## Instruction A:
List every kind of cichlid that the first poster in the thread on plants for rough cichlids says they keep.
## Instruction B:
In the thread on plants for rough cichlids, what does Michael call the biggest difficulty?
## Instruction C:
Copy the portion of the cichlid plant thread between "# General Plant" and "some real plants.", inclusive.

## Passage to read:
'''

# General Plant Choice/ID for rough cichlids



## Guapote (Jan 31, 2011)

Hi, this is my first post, I am new to the forum. 
I currently keep Jaguar, Wolf and Red Tiger Cichlids in a 125 Gal.
At the moment I only have a plastic plant, but would really like to have some real plants.
Trouble is that these cichlids I keep are notoriously bad with plants, as they love to dig up the roots.
So I need some very hardy plants that could withstand this kind of brutality.

The following picture, (which is not my picture, or tank!) is of a Piranha tank in Antwerp Zoo, Belgium.
I really like the look of these plants and the whole tank. 
I think there are only 2 species in the tank, and algae growing on the rocks. 
Java Moss and Java Ferns perhaps?

Also how can I get a lovely covering of green algae all over the rocks for that extra natural look.
If I am not mistaken, this tank I am showing you has low-tech plants, but would the zoo be using specialist plant lighting and CO2?

Anyway here's the pic;


----------



## Guapote (Jan 31, 2011)

So my questions are...
1)Are the only plant species in this tank Java Fern, Java Moss and Algae?
2)How do I get a lot of algae on the rock?
3) Do I need CO2 and Specialist lighting for these plants/algae


----------



## Michael (Jul 20, 2010)

That is a very beautiful tank, and the design should work with your chiclids.

It is hard to tell for certain, but the plants do look like Java fern, moss, and algae. You definitely could get the same appearance with those plants. The biggest difficulty will be anchoring the fern and moss to the rocks tightly enough to prevent the fish from pulling them off before they attach themselves.

These are easy care, low light plants. You do need lighting appropriate for plants, but not too much of it. You do not need CO2.

With enough light, you will not be able to stop the algae from growing on the rocks, especially with messy fish like big chiclids. The trick will be finding a balance that lets your ferns and moss thrive without an overgrowth of algae. 

Good luck, and let us see the tank when you set it up! I wish more people would try planted chiclid tanks.

--Michael


----------



## kineticcomfort (Aug 5, 2010)

'''

## Provided data:
'''

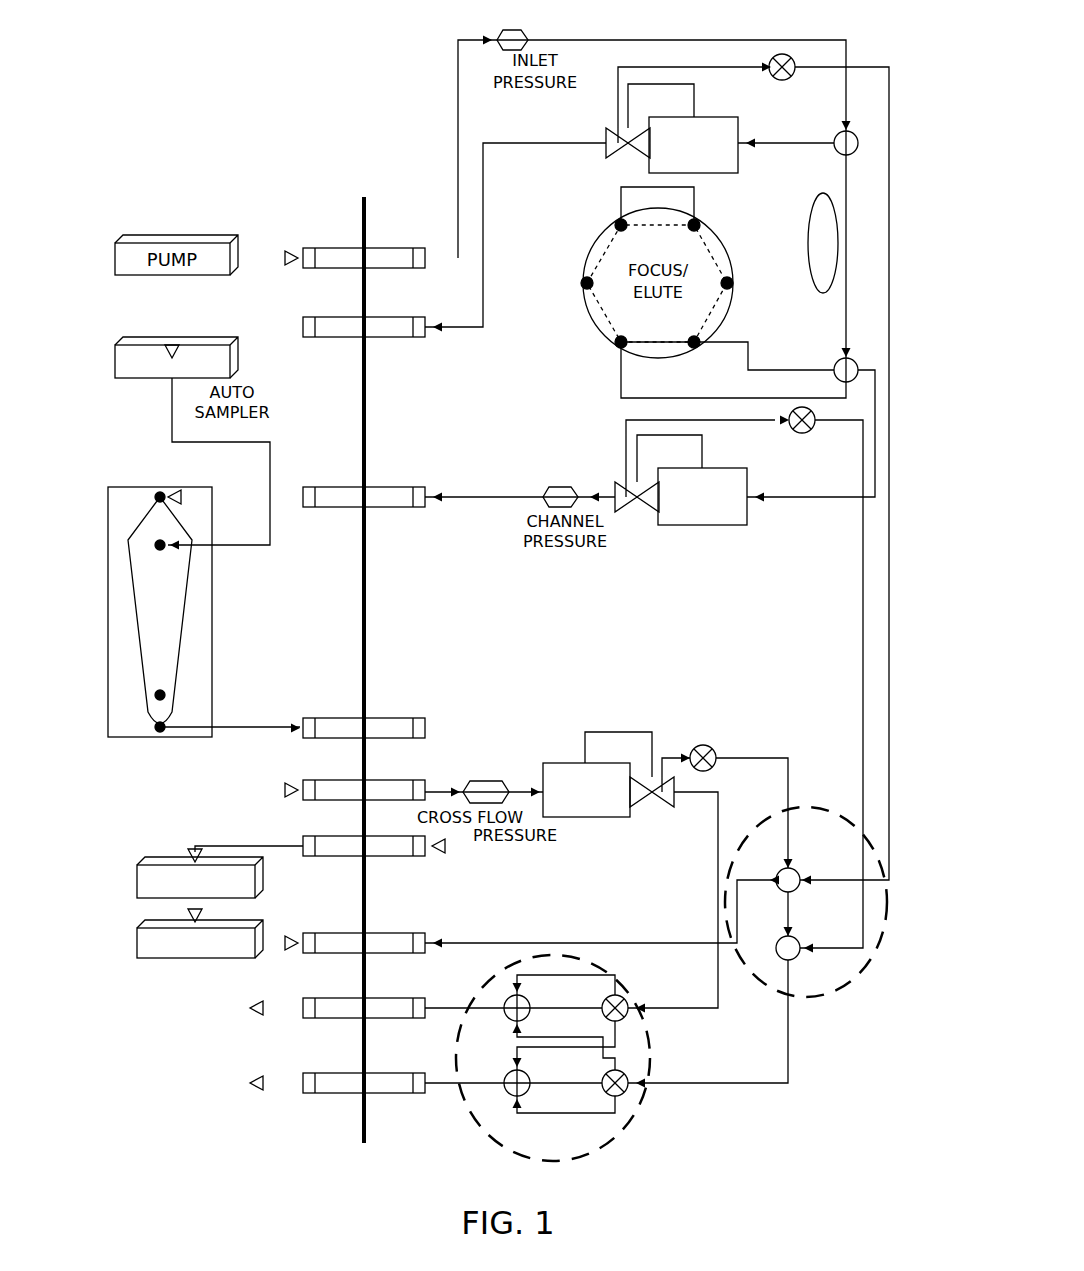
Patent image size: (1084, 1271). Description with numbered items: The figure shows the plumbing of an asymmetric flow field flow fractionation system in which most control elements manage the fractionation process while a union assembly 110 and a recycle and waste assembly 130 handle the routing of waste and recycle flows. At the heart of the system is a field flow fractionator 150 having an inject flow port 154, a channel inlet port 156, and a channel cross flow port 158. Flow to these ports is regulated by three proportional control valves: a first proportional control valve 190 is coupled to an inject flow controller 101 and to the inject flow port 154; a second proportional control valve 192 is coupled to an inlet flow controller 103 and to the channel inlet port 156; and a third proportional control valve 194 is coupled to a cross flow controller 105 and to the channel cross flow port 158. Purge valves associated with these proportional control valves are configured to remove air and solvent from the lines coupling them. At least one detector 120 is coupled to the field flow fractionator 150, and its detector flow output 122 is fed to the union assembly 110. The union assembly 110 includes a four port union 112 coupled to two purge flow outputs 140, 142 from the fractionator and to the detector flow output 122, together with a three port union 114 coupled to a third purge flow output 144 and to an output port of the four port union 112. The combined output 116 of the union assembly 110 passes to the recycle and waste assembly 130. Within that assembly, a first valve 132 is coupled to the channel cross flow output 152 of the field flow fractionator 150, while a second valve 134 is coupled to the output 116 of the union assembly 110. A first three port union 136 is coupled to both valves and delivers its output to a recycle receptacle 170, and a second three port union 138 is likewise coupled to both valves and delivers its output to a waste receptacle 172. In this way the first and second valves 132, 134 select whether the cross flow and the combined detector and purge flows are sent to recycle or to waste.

The inject flow controller 101 is at (716, 117).
The inlet flow controller 103 is at (745, 478).
The cross flow controller 105 is at (565, 763).
The union assembly 110 is at (842, 1000).
The four port union 112 is at (795, 875).
The three port union 114 is at (792, 960).
The output of union assembly 116 is at (738, 1093).
The detector 120 is at (153, 960).
The detector flow output 122 is at (468, 940).
The recycle and waste assembly 130 is at (470, 1105).
The first valve 132 is at (618, 1000).
The second valve 134 is at (618, 1098).
The first three port union 136 is at (500, 995).
The second three port union 138 is at (503, 1097).
The purge flow output 140 is at (893, 72).
The purge flow output 142 is at (866, 645).
The third purge flow output 144 is at (788, 752).
The field flow fractionator 150 is at (108, 482).
The channel cross flow output 152 is at (445, 780).
The inject flow port 154 is at (268, 455).
The channel inlet port 156 is at (290, 495).
The channel cross flow port 158 is at (170, 790).
The recycle receptacle 170 is at (312, 1017).
The waste receptacle 172 is at (305, 1097).
The proportional control valve 190 is at (790, 60).
The proportional control valve 192 is at (812, 412).
The proportional control valve 194 is at (695, 745).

'''

## Exercise output A:
Jaguar, Wolf, and Red Tiger Cichlids

## Exercise output B:
Anchoring the fern and moss to the rocks tightly enough to keep the fish from pulling them off before they attach themselves.

## Exercise output C:
# General Plant Choice/ID for rough cichlids



## Guapote (Jan 31, 2011)

Hi, this is my first post, I am new to the forum. 
I currently keep Jaguar, Wolf and Red Tiger Cichlids in a 125 Gal.
At the moment I only have a plastic plant, but would really like to have some real plants.